Scan the data that follows and count the lines with the string "obschon"; answer with the count alone.

****************

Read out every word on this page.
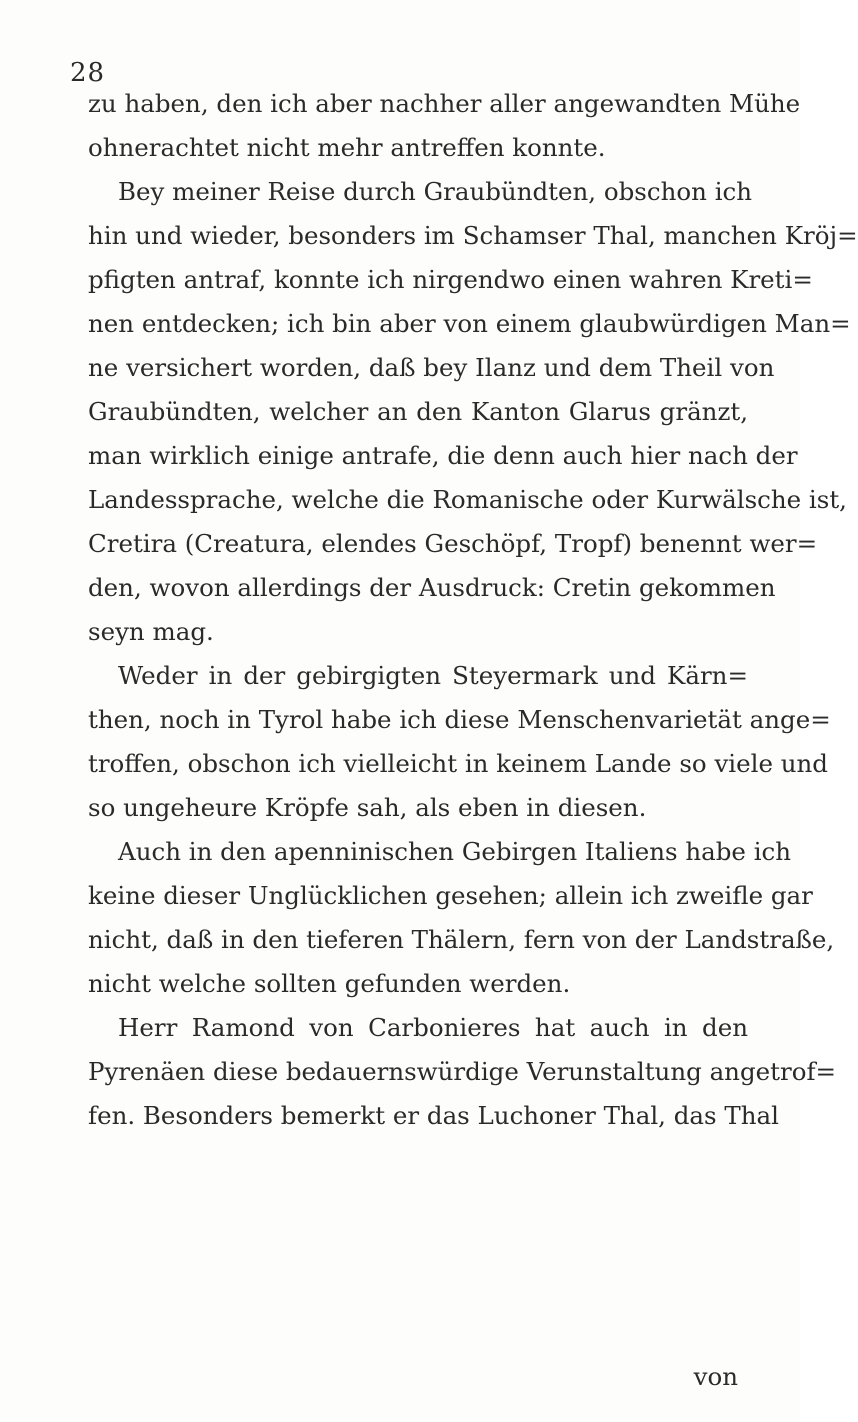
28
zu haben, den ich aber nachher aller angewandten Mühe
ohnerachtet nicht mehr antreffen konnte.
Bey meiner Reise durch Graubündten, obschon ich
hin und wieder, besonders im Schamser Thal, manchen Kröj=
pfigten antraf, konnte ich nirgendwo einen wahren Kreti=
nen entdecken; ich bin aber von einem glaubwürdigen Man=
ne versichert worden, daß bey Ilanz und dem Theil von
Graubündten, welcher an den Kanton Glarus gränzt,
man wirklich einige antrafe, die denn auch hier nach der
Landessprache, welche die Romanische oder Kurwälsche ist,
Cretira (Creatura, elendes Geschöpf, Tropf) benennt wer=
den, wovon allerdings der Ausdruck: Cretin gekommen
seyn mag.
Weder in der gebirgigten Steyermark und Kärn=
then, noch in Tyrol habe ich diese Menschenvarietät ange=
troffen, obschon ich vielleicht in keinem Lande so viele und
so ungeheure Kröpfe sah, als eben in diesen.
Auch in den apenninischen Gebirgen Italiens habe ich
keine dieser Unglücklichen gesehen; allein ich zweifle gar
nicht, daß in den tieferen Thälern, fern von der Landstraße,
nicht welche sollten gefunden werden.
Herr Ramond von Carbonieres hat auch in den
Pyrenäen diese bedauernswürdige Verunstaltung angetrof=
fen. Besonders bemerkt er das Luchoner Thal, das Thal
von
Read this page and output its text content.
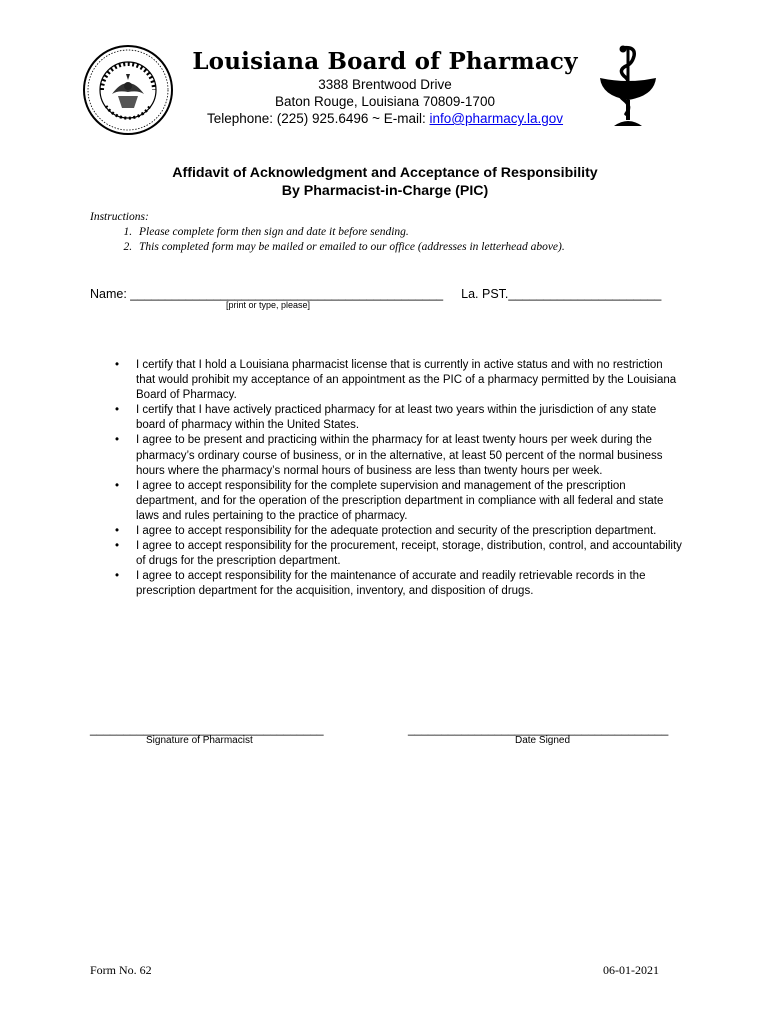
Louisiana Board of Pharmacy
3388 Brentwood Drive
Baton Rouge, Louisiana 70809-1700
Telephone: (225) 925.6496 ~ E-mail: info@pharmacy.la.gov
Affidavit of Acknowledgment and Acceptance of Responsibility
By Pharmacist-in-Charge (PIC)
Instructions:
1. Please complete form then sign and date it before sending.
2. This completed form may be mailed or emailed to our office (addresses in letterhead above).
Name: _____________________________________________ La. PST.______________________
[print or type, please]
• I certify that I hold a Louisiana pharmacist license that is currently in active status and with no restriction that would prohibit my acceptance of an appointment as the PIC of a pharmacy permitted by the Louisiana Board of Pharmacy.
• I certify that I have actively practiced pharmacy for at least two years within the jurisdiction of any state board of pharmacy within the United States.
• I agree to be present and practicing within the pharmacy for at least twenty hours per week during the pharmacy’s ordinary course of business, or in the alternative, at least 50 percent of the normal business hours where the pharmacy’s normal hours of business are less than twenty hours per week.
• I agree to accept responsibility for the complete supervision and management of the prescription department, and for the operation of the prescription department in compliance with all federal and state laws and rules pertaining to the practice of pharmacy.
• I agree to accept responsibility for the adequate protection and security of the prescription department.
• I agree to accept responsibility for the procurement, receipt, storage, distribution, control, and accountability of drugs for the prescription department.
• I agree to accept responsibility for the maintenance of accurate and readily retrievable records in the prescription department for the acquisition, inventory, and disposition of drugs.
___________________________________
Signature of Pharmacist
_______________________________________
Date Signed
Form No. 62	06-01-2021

****************

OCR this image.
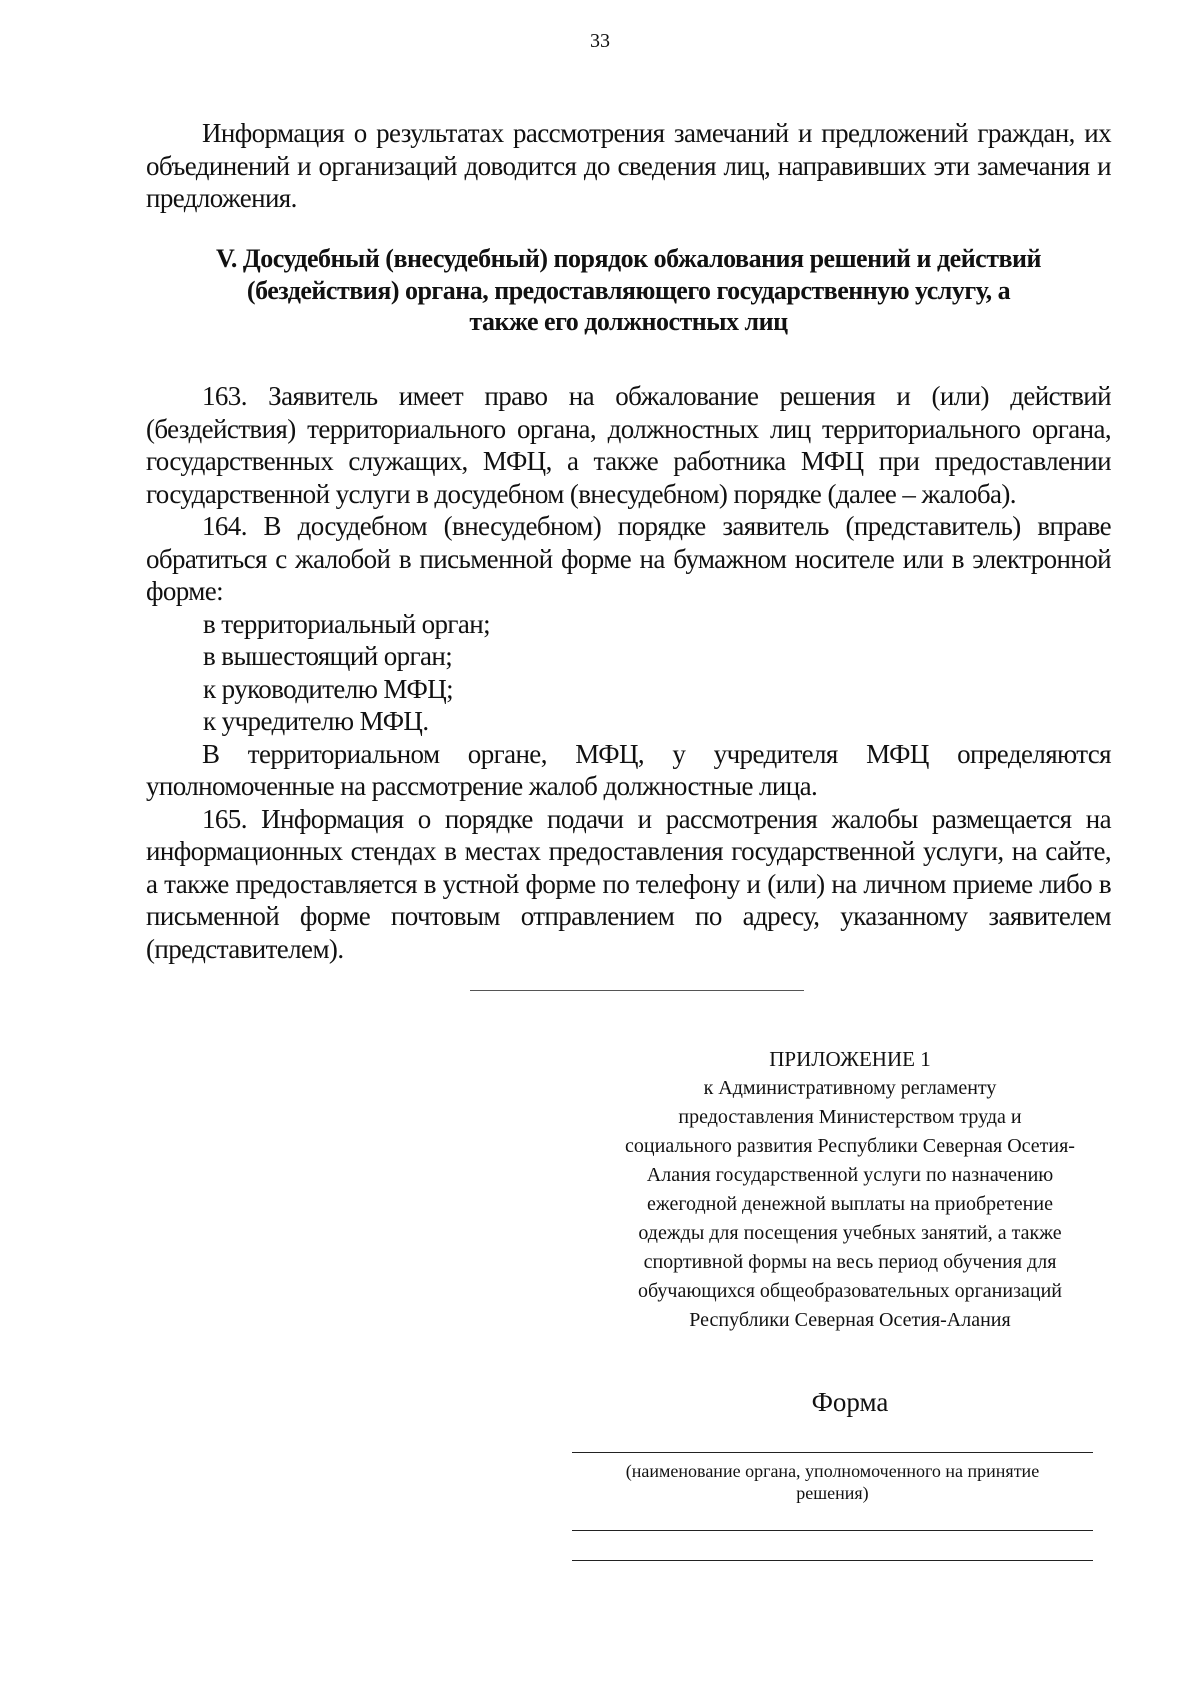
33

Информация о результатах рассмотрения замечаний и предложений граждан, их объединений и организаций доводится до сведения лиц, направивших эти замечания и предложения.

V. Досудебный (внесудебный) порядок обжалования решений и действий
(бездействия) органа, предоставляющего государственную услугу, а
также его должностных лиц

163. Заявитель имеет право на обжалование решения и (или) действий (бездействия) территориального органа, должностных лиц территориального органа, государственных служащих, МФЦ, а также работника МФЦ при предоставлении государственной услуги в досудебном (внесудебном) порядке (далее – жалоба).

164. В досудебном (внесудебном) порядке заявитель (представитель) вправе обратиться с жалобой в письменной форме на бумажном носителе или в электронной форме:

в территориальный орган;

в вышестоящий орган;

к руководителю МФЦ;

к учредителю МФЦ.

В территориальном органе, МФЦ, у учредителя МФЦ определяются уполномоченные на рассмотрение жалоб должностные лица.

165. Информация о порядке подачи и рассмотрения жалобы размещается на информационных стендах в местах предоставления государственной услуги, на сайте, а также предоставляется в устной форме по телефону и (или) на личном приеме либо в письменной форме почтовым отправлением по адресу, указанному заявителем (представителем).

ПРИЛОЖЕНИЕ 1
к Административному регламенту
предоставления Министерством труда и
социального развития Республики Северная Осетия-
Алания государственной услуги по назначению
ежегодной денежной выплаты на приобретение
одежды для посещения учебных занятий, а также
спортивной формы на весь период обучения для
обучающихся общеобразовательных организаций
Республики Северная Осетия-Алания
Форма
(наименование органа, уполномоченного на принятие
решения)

****************

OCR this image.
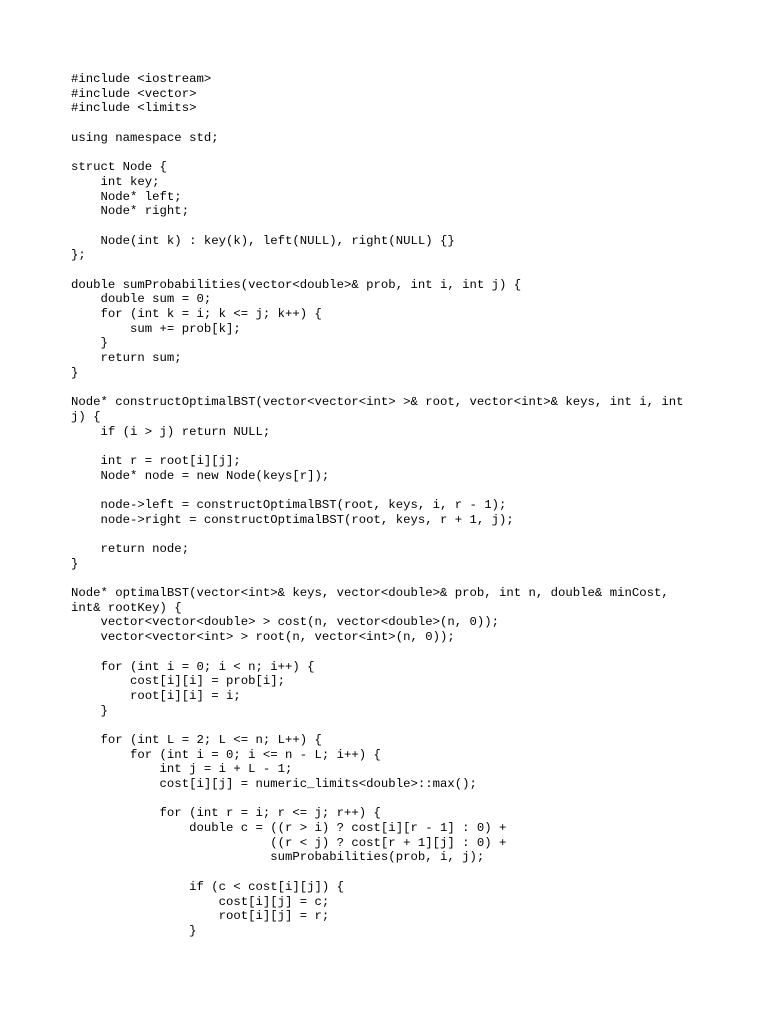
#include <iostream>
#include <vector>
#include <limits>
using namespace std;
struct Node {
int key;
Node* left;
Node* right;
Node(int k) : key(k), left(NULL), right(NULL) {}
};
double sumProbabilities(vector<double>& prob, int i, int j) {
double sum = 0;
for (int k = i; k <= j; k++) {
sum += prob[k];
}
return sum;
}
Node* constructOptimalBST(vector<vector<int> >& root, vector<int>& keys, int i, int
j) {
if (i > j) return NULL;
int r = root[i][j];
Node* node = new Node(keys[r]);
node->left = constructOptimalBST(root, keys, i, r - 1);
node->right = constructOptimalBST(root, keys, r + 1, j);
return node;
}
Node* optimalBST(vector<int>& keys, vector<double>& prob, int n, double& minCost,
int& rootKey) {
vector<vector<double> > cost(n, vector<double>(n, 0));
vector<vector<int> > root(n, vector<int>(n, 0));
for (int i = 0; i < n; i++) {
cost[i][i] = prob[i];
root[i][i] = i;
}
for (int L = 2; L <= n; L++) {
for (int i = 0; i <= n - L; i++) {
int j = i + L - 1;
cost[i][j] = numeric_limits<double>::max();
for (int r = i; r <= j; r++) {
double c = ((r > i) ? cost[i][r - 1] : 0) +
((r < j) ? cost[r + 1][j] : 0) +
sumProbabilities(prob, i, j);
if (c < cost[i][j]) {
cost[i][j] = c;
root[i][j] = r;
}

****************

• Solution below
2